## START

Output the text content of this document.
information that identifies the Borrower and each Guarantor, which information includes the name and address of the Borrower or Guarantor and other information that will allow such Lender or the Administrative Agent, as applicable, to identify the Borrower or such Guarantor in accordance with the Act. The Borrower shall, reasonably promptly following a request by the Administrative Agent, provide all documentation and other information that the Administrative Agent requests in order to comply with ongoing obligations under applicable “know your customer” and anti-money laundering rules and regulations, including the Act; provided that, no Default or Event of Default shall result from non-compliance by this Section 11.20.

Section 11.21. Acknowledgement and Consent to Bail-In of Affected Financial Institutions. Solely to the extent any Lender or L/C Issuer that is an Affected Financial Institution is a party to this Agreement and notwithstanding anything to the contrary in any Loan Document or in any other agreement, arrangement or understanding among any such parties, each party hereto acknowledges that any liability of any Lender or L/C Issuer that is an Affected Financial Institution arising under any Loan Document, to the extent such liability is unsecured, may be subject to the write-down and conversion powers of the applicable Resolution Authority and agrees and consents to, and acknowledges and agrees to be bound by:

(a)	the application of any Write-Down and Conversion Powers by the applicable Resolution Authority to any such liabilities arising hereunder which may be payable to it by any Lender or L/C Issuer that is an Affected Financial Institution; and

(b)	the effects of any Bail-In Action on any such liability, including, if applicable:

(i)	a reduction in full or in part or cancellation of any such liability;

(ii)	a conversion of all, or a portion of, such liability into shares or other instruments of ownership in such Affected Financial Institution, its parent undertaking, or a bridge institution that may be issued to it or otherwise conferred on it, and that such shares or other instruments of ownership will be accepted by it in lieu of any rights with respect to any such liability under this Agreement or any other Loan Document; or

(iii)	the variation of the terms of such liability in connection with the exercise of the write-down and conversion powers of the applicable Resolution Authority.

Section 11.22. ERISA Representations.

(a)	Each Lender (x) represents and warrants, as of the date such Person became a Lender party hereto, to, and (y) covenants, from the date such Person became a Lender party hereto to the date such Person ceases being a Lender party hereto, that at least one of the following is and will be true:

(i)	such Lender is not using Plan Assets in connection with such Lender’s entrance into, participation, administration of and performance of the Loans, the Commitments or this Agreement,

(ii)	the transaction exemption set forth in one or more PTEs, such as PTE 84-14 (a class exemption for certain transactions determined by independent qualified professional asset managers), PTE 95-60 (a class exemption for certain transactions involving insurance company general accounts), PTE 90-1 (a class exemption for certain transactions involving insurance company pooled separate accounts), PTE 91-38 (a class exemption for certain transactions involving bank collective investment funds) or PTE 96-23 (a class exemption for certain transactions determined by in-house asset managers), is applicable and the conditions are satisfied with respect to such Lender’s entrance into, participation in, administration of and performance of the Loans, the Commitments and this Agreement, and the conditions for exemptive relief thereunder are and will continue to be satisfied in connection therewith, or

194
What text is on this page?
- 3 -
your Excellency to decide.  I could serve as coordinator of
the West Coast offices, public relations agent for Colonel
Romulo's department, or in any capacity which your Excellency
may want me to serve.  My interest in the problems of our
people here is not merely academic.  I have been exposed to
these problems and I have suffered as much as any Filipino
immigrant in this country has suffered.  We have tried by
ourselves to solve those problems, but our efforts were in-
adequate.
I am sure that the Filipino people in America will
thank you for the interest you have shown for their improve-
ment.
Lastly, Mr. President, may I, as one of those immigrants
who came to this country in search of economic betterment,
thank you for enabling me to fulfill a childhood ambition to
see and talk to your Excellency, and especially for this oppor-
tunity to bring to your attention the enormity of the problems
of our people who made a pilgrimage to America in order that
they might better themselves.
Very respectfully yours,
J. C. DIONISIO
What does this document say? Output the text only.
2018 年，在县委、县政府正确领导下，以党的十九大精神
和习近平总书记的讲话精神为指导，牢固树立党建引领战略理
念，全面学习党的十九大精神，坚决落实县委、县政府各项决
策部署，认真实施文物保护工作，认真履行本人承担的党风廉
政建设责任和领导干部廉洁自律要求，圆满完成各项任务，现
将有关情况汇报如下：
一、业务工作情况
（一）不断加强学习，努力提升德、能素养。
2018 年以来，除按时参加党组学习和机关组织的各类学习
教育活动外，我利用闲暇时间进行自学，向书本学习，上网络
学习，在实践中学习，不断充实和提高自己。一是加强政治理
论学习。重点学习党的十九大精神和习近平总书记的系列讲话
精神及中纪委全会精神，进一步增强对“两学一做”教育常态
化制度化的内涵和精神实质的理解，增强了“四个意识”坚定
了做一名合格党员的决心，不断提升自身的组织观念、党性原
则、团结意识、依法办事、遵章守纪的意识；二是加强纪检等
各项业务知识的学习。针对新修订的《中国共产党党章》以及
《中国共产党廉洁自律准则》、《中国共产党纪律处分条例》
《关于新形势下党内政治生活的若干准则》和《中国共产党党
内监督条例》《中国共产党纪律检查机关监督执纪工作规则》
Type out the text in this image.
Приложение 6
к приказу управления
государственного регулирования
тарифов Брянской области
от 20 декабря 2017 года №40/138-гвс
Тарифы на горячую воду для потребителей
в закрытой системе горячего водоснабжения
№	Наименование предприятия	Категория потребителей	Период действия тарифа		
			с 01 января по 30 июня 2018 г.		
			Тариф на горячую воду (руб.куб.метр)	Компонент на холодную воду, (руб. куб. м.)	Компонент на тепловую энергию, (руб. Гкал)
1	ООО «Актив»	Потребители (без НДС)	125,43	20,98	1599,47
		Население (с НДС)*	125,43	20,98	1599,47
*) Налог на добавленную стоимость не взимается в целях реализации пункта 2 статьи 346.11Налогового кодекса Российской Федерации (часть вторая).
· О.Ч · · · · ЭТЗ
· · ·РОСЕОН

## END

SHORT EXERCISE: Copy each record from above without leaving any out.

SOLUTION BELOW:
Output the text content of this document.
information that identifies the Borrower and each Guarantor, which information includes the name and address of the Borrower or Guarantor and other information that will allow such Lender or the Administrative Agent, as applicable, to identify the Borrower or such Guarantor in accordance with the Act. The Borrower shall, reasonably promptly following a request by the Administrative Agent, provide all documentation and other information that the Administrative Agent requests in order to comply with ongoing obligations under applicable “know your customer” and anti-money laundering rules and regulations, including the Act; provided that, no Default or Event of Default shall result from non-compliance by this Section 11.20.

Section 11.21. Acknowledgement and Consent to Bail-In of Affected Financial Institutions. Solely to the extent any Lender or L/C Issuer that is an Affected Financial Institution is a party to this Agreement and notwithstanding anything to the contrary in any Loan Document or in any other agreement, arrangement or understanding among any such parties, each party hereto acknowledges that any liability of any Lender or L/C Issuer that is an Affected Financial Institution arising under any Loan Document, to the extent such liability is unsecured, may be subject to the write-down and conversion powers of the applicable Resolution Authority and agrees and consents to, and acknowledges and agrees to be bound by:

(a)	the application of any Write-Down and Conversion Powers by the applicable Resolution Authority to any such liabilities arising hereunder which may be payable to it by any Lender or L/C Issuer that is an Affected Financial Institution; and

(b)	the effects of any Bail-In Action on any such liability, including, if applicable:

(i)	a reduction in full or in part or cancellation of any such liability;

(ii)	a conversion of all, or a portion of, such liability into shares or other instruments of ownership in such Affected Financial Institution, its parent undertaking, or a bridge institution that may be issued to it or otherwise conferred on it, and that such shares or other instruments of ownership will be accepted by it in lieu of any rights with respect to any such liability under this Agreement or any other Loan Document; or

(iii)	the variation of the terms of such liability in connection with the exercise of the write-down and conversion powers of the applicable Resolution Authority.

Section 11.22. ERISA Representations.

(a)	Each Lender (x) represents and warrants, as of the date such Person became a Lender party hereto, to, and (y) covenants, from the date such Person became a Lender party hereto to the date such Person ceases being a Lender party hereto, that at least one of the following is and will be true:

(i)	such Lender is not using Plan Assets in connection with such Lender’s entrance into, participation, administration of and performance of the Loans, the Commitments or this Agreement,

(ii)	the transaction exemption set forth in one or more PTEs, such as PTE 84-14 (a class exemption for certain transactions determined by independent qualified professional asset managers), PTE 95-60 (a class exemption for certain transactions involving insurance company general accounts), PTE 90-1 (a class exemption for certain transactions involving insurance company pooled separate accounts), PTE 91-38 (a class exemption for certain transactions involving bank collective investment funds) or PTE 96-23 (a class exemption for certain transactions determined by in-house asset managers), is applicable and the conditions are satisfied with respect to such Lender’s entrance into, participation in, administration of and performance of the Loans, the Commitments and this Agreement, and the conditions for exemptive relief thereunder are and will continue to be satisfied in connection therewith, or

194
What text is on this page?
- 3 -
your Excellency to decide.  I could serve as coordinator of
the West Coast offices, public relations agent for Colonel
Romulo's department, or in any capacity which your Excellency
may want me to serve.  My interest in the problems of our
people here is not merely academic.  I have been exposed to
these problems and I have suffered as much as any Filipino
immigrant in this country has suffered.  We have tried by
ourselves to solve those problems, but our efforts were in-
adequate.
I am sure that the Filipino people in America will
thank you for the interest you have shown for their improve-
ment.
Lastly, Mr. President, may I, as one of those immigrants
who came to this country in search of economic betterment,
thank you for enabling me to fulfill a childhood ambition to
see and talk to your Excellency, and especially for this oppor-
tunity to bring to your attention the enormity of the problems
of our people who made a pilgrimage to America in order that
they might better themselves.
Very respectfully yours,
J. C. DIONISIO
What does this document say? Output the text only.
2018 年，在县委、县政府正确领导下，以党的十九大精神
和习近平总书记的讲话精神为指导，牢固树立党建引领战略理
念，全面学习党的十九大精神，坚决落实县委、县政府各项决
策部署，认真实施文物保护工作，认真履行本人承担的党风廉
政建设责任和领导干部廉洁自律要求，圆满完成各项任务，现
将有关情况汇报如下：
一、业务工作情况
（一）不断加强学习，努力提升德、能素养。
2018 年以来，除按时参加党组学习和机关组织的各类学习
教育活动外，我利用闲暇时间进行自学，向书本学习，上网络
学习，在实践中学习，不断充实和提高自己。一是加强政治理
论学习。重点学习党的十九大精神和习近平总书记的系列讲话
精神及中纪委全会精神，进一步增强对“两学一做”教育常态
化制度化的内涵和精神实质的理解，增强了“四个意识”坚定
了做一名合格党员的决心，不断提升自身的组织观念、党性原
则、团结意识、依法办事、遵章守纪的意识；二是加强纪检等
各项业务知识的学习。针对新修订的《中国共产党党章》以及
《中国共产党廉洁自律准则》、《中国共产党纪律处分条例》
《关于新形势下党内政治生活的若干准则》和《中国共产党党
内监督条例》《中国共产党纪律检查机关监督执纪工作规则》
Type out the text in this image.
Приложение 6
к приказу управления
государственного регулирования
тарифов Брянской области
от 20 декабря 2017 года №40/138-гвс
Тарифы на горячую воду для потребителей
в закрытой системе горячего водоснабжения
№	Наименование предприятия	Категория потребителей	Период действия тарифа		
			с 01 января по 30 июня 2018 г.		
			Тариф на горячую воду (руб.куб.метр)	Компонент на холодную воду, (руб. куб. м.)	Компонент на тепловую энергию, (руб. Гкал)
1	ООО «Актив»	Потребители (без НДС)	125,43	20,98	1599,47
		Население (с НДС)*	125,43	20,98	1599,47
*) Налог на добавленную стоимость не взимается в целях реализации пункта 2 статьи 346.11Налогового кодекса Российской Федерации (часть вторая).
· О.Ч · · · · ЭТЗ
· · ·РОСЕОН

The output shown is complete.